TASK TO COMPLETE | Repeat the material exactly, leaving nothing out.

INFORMATION SHOWN |
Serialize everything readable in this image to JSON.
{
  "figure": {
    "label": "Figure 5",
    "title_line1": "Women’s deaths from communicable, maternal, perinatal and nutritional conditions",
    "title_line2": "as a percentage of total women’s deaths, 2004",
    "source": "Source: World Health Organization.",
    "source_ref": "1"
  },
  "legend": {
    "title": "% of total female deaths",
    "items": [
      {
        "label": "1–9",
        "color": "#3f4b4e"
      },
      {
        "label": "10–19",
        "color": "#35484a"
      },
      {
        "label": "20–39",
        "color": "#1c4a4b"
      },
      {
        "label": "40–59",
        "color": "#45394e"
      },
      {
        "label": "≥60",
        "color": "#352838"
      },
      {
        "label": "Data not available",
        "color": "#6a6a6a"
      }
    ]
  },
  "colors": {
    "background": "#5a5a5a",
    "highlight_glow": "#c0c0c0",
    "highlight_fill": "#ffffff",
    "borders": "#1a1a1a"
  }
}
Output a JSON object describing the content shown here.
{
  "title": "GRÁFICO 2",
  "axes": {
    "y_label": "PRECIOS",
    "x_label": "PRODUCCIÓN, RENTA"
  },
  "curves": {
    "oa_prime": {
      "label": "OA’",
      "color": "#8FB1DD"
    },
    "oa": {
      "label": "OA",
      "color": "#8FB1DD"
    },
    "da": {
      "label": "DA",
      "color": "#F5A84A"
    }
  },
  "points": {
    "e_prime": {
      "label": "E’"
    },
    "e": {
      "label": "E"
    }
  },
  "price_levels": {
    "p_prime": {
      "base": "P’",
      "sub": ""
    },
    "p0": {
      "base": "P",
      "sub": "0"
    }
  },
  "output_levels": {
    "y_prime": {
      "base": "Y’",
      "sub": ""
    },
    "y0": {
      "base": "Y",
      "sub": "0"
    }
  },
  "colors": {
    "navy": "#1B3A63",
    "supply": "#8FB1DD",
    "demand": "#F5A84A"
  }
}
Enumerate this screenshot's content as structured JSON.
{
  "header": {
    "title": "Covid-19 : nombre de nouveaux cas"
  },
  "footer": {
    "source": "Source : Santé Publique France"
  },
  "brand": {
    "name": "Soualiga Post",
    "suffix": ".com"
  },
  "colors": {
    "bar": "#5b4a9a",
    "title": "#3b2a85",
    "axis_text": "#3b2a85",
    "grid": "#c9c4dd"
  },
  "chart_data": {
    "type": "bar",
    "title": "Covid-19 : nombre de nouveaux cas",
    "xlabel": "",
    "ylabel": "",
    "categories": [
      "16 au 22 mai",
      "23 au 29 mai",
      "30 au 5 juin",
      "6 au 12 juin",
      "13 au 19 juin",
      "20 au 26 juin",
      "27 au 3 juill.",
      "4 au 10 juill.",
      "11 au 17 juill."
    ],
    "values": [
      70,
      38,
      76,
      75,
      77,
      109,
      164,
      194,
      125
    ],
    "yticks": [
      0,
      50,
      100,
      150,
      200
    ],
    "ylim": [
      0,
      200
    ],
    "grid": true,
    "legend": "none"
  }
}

TASK RESULT |
Serialize everything readable in this image to JSON.
{
  "figure": {
    "label": "Figure 5",
    "title_line1": "Women’s deaths from communicable, maternal, perinatal and nutritional conditions",
    "title_line2": "as a percentage of total women’s deaths, 2004",
    "source": "Source: World Health Organization.",
    "source_ref": "1"
  },
  "legend": {
    "title": "% of total female deaths",
    "items": [
      {
        "label": "1–9",
        "color": "#3f4b4e"
      },
      {
        "label": "10–19",
        "color": "#35484a"
      },
      {
        "label": "20–39",
        "color": "#1c4a4b"
      },
      {
        "label": "40–59",
        "color": "#45394e"
      },
      {
        "label": "≥60",
        "color": "#352838"
      },
      {
        "label": "Data not available",
        "color": "#6a6a6a"
      }
    ]
  },
  "colors": {
    "background": "#5a5a5a",
    "highlight_glow": "#c0c0c0",
    "highlight_fill": "#ffffff",
    "borders": "#1a1a1a"
  }
}
Output a JSON object describing the content shown here.
{
  "title": "GRÁFICO 2",
  "axes": {
    "y_label": "PRECIOS",
    "x_label": "PRODUCCIÓN, RENTA"
  },
  "curves": {
    "oa_prime": {
      "label": "OA’",
      "color": "#8FB1DD"
    },
    "oa": {
      "label": "OA",
      "color": "#8FB1DD"
    },
    "da": {
      "label": "DA",
      "color": "#F5A84A"
    }
  },
  "points": {
    "e_prime": {
      "label": "E’"
    },
    "e": {
      "label": "E"
    }
  },
  "price_levels": {
    "p_prime": {
      "base": "P’",
      "sub": ""
    },
    "p0": {
      "base": "P",
      "sub": "0"
    }
  },
  "output_levels": {
    "y_prime": {
      "base": "Y’",
      "sub": ""
    },
    "y0": {
      "base": "Y",
      "sub": "0"
    }
  },
  "colors": {
    "navy": "#1B3A63",
    "supply": "#8FB1DD",
    "demand": "#F5A84A"
  }
}
Enumerate this screenshot's content as structured JSON.
{
  "header": {
    "title": "Covid-19 : nombre de nouveaux cas"
  },
  "footer": {
    "source": "Source : Santé Publique France"
  },
  "brand": {
    "name": "Soualiga Post",
    "suffix": ".com"
  },
  "colors": {
    "bar": "#5b4a9a",
    "title": "#3b2a85",
    "axis_text": "#3b2a85",
    "grid": "#c9c4dd"
  },
  "chart_data": {
    "type": "bar",
    "title": "Covid-19 : nombre de nouveaux cas",
    "xlabel": "",
    "ylabel": "",
    "categories": [
      "16 au 22 mai",
      "23 au 29 mai",
      "30 au 5 juin",
      "6 au 12 juin",
      "13 au 19 juin",
      "20 au 26 juin",
      "27 au 3 juill.",
      "4 au 10 juill.",
      "11 au 17 juill."
    ],
    "values": [
      70,
      38,
      76,
      75,
      77,
      109,
      164,
      194,
      125
    ],
    "yticks": [
      0,
      50,
      100,
      150,
      200
    ],
    "ylim": [
      0,
      200
    ],
    "grid": true,
    "legend": "none"
  }
}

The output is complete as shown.